> YOUR OBJECTIVE
Could you transcribe the material below exactly, without leaving out a single line?
—————
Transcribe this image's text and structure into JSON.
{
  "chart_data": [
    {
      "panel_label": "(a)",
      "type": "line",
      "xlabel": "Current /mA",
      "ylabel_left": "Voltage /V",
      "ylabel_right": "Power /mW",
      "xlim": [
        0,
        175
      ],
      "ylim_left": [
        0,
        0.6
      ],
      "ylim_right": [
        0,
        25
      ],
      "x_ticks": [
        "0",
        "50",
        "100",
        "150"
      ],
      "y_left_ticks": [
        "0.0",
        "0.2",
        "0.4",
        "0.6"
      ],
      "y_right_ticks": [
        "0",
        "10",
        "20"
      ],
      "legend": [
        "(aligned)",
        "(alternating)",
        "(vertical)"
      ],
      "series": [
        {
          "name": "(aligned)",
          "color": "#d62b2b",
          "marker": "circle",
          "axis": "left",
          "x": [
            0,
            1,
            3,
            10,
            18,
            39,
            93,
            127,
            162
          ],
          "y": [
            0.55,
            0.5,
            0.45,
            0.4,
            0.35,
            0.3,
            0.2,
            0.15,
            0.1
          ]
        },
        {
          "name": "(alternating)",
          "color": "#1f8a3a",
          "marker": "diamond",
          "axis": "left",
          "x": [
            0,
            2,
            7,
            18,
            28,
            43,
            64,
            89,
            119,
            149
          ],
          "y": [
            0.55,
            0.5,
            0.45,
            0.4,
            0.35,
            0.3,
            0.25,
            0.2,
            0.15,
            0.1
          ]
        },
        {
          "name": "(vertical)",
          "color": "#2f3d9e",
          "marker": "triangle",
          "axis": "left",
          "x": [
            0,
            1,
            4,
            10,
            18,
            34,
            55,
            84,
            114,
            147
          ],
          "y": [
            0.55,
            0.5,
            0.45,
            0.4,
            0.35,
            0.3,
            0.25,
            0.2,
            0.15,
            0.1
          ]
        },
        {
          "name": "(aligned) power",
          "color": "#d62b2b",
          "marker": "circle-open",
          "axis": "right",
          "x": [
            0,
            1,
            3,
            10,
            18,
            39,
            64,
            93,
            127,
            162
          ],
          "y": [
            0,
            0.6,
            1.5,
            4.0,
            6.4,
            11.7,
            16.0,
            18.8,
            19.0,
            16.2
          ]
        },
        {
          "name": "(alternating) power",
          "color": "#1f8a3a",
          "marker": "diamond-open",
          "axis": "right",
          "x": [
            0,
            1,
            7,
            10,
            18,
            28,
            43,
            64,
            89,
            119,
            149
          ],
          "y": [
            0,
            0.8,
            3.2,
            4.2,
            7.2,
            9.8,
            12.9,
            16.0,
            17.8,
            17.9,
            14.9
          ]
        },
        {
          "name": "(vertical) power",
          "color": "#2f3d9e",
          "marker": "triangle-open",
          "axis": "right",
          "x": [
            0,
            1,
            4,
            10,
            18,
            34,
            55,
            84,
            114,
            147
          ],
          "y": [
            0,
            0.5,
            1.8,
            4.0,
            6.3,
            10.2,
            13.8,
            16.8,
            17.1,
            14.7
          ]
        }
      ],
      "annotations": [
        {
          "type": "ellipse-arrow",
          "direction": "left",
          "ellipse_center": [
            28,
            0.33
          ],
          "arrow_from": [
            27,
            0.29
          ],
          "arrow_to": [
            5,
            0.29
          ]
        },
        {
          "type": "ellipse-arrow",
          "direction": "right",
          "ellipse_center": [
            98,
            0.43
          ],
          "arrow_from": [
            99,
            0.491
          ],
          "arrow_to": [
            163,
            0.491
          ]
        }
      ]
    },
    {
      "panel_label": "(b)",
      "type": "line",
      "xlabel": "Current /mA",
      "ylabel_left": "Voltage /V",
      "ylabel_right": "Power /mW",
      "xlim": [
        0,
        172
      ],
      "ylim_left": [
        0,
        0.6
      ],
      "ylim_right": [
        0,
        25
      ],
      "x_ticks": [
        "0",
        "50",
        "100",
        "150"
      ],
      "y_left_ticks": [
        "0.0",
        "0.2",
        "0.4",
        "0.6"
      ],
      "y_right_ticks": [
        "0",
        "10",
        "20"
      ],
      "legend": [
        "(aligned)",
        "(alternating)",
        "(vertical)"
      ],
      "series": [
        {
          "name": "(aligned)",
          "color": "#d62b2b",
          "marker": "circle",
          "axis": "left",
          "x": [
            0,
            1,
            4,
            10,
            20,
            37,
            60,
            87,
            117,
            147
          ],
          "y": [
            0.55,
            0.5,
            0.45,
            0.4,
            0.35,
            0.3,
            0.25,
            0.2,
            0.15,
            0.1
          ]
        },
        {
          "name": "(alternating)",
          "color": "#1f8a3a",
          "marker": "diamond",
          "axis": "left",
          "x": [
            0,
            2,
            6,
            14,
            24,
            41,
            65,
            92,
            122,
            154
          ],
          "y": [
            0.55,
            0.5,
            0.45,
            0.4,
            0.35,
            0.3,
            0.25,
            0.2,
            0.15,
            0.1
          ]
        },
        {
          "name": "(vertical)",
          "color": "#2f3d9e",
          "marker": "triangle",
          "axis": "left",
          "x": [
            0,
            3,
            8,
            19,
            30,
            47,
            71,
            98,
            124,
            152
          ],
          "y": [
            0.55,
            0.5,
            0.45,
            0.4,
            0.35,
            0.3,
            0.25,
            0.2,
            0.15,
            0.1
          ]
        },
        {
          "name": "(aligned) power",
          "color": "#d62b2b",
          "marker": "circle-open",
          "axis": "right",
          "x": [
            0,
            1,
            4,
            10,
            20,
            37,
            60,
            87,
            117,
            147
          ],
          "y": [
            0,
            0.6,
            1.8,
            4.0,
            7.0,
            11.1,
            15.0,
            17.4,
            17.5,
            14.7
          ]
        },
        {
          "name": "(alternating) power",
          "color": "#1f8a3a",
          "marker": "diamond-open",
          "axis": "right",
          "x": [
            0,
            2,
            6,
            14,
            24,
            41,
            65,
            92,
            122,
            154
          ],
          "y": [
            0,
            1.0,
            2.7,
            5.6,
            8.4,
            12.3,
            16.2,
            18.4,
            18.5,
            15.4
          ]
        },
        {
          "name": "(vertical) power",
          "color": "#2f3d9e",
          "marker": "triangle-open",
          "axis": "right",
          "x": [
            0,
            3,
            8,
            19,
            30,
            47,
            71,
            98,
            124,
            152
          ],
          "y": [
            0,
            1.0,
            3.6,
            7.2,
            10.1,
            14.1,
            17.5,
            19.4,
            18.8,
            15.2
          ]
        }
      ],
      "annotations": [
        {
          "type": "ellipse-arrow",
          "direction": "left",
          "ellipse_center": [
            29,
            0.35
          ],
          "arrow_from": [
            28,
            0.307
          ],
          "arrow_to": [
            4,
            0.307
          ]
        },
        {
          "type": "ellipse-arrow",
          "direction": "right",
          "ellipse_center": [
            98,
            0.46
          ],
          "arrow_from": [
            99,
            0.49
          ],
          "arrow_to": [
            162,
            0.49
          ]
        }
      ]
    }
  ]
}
—————
> EXERCISE RESPONSE
Transcribe this image's text and structure into JSON.
{
  "chart_data": [
    {
      "panel_label": "(a)",
      "type": "line",
      "xlabel": "Current /mA",
      "ylabel_left": "Voltage /V",
      "ylabel_right": "Power /mW",
      "xlim": [
        0,
        175
      ],
      "ylim_left": [
        0,
        0.6
      ],
      "ylim_right": [
        0,
        25
      ],
      "x_ticks": [
        "0",
        "50",
        "100",
        "150"
      ],
      "y_left_ticks": [
        "0.0",
        "0.2",
        "0.4",
        "0.6"
      ],
      "y_right_ticks": [
        "0",
        "10",
        "20"
      ],
      "legend": [
        "(aligned)",
        "(alternating)",
        "(vertical)"
      ],
      "series": [
        {
          "name": "(aligned)",
          "color": "#d62b2b",
          "marker": "circle",
          "axis": "left",
          "x": [
            0,
            1,
            3,
            10,
            18,
            39,
            93,
            127,
            162
          ],
          "y": [
            0.55,
            0.5,
            0.45,
            0.4,
            0.35,
            0.3,
            0.2,
            0.15,
            0.1
          ]
        },
        {
          "name": "(alternating)",
          "color": "#1f8a3a",
          "marker": "diamond",
          "axis": "left",
          "x": [
            0,
            2,
            7,
            18,
            28,
            43,
            64,
            89,
            119,
            149
          ],
          "y": [
            0.55,
            0.5,
            0.45,
            0.4,
            0.35,
            0.3,
            0.25,
            0.2,
            0.15,
            0.1
          ]
        },
        {
          "name": "(vertical)",
          "color": "#2f3d9e",
          "marker": "triangle",
          "axis": "left",
          "x": [
            0,
            1,
            4,
            10,
            18,
            34,
            55,
            84,
            114,
            147
          ],
          "y": [
            0.55,
            0.5,
            0.45,
            0.4,
            0.35,
            0.3,
            0.25,
            0.2,
            0.15,
            0.1
          ]
        },
        {
          "name": "(aligned) power",
          "color": "#d62b2b",
          "marker": "circle-open",
          "axis": "right",
          "x": [
            0,
            1,
            3,
            10,
            18,
            39,
            64,
            93,
            127,
            162
          ],
          "y": [
            0,
            0.6,
            1.5,
            4.0,
            6.4,
            11.7,
            16.0,
            18.8,
            19.0,
            16.2
          ]
        },
        {
          "name": "(alternating) power",
          "color": "#1f8a3a",
          "marker": "diamond-open",
          "axis": "right",
          "x": [
            0,
            1,
            7,
            10,
            18,
            28,
            43,
            64,
            89,
            119,
            149
          ],
          "y": [
            0,
            0.8,
            3.2,
            4.2,
            7.2,
            9.8,
            12.9,
            16.0,
            17.8,
            17.9,
            14.9
          ]
        },
        {
          "name": "(vertical) power",
          "color": "#2f3d9e",
          "marker": "triangle-open",
          "axis": "right",
          "x": [
            0,
            1,
            4,
            10,
            18,
            34,
            55,
            84,
            114,
            147
          ],
          "y": [
            0,
            0.5,
            1.8,
            4.0,
            6.3,
            10.2,
            13.8,
            16.8,
            17.1,
            14.7
          ]
        }
      ],
      "annotations": [
        {
          "type": "ellipse-arrow",
          "direction": "left",
          "ellipse_center": [
            28,
            0.33
          ],
          "arrow_from": [
            27,
            0.29
          ],
          "arrow_to": [
            5,
            0.29
          ]
        },
        {
          "type": "ellipse-arrow",
          "direction": "right",
          "ellipse_center": [
            98,
            0.43
          ],
          "arrow_from": [
            99,
            0.491
          ],
          "arrow_to": [
            163,
            0.491
          ]
        }
      ]
    },
    {
      "panel_label": "(b)",
      "type": "line",
      "xlabel": "Current /mA",
      "ylabel_left": "Voltage /V",
      "ylabel_right": "Power /mW",
      "xlim": [
        0,
        172
      ],
      "ylim_left": [
        0,
        0.6
      ],
      "ylim_right": [
        0,
        25
      ],
      "x_ticks": [
        "0",
        "50",
        "100",
        "150"
      ],
      "y_left_ticks": [
        "0.0",
        "0.2",
        "0.4",
        "0.6"
      ],
      "y_right_ticks": [
        "0",
        "10",
        "20"
      ],
      "legend": [
        "(aligned)",
        "(alternating)",
        "(vertical)"
      ],
      "series": [
        {
          "name": "(aligned)",
          "color": "#d62b2b",
          "marker": "circle",
          "axis": "left",
          "x": [
            0,
            1,
            4,
            10,
            20,
            37,
            60,
            87,
            117,
            147
          ],
          "y": [
            0.55,
            0.5,
            0.45,
            0.4,
            0.35,
            0.3,
            0.25,
            0.2,
            0.15,
            0.1
          ]
        },
        {
          "name": "(alternating)",
          "color": "#1f8a3a",
          "marker": "diamond",
          "axis": "left",
          "x": [
            0,
            2,
            6,
            14,
            24,
            41,
            65,
            92,
            122,
            154
          ],
          "y": [
            0.55,
            0.5,
            0.45,
            0.4,
            0.35,
            0.3,
            0.25,
            0.2,
            0.15,
            0.1
          ]
        },
        {
          "name": "(vertical)",
          "color": "#2f3d9e",
          "marker": "triangle",
          "axis": "left",
          "x": [
            0,
            3,
            8,
            19,
            30,
            47,
            71,
            98,
            124,
            152
          ],
          "y": [
            0.55,
            0.5,
            0.45,
            0.4,
            0.35,
            0.3,
            0.25,
            0.2,
            0.15,
            0.1
          ]
        },
        {
          "name": "(aligned) power",
          "color": "#d62b2b",
          "marker": "circle-open",
          "axis": "right",
          "x": [
            0,
            1,
            4,
            10,
            20,
            37,
            60,
            87,
            117,
            147
          ],
          "y": [
            0,
            0.6,
            1.8,
            4.0,
            7.0,
            11.1,
            15.0,
            17.4,
            17.5,
            14.7
          ]
        },
        {
          "name": "(alternating) power",
          "color": "#1f8a3a",
          "marker": "diamond-open",
          "axis": "right",
          "x": [
            0,
            2,
            6,
            14,
            24,
            41,
            65,
            92,
            122,
            154
          ],
          "y": [
            0,
            1.0,
            2.7,
            5.6,
            8.4,
            12.3,
            16.2,
            18.4,
            18.5,
            15.4
          ]
        },
        {
          "name": "(vertical) power",
          "color": "#2f3d9e",
          "marker": "triangle-open",
          "axis": "right",
          "x": [
            0,
            3,
            8,
            19,
            30,
            47,
            71,
            98,
            124,
            152
          ],
          "y": [
            0,
            1.0,
            3.6,
            7.2,
            10.1,
            14.1,
            17.5,
            19.4,
            18.8,
            15.2
          ]
        }
      ],
      "annotations": [
        {
          "type": "ellipse-arrow",
          "direction": "left",
          "ellipse_center": [
            29,
            0.35
          ],
          "arrow_from": [
            28,
            0.307
          ],
          "arrow_to": [
            4,
            0.307
          ]
        },
        {
          "type": "ellipse-arrow",
          "direction": "right",
          "ellipse_center": [
            98,
            0.46
          ],
          "arrow_from": [
            99,
            0.49
          ],
          "arrow_to": [
            162,
            0.49
          ]
        }
      ]
    }
  ]
}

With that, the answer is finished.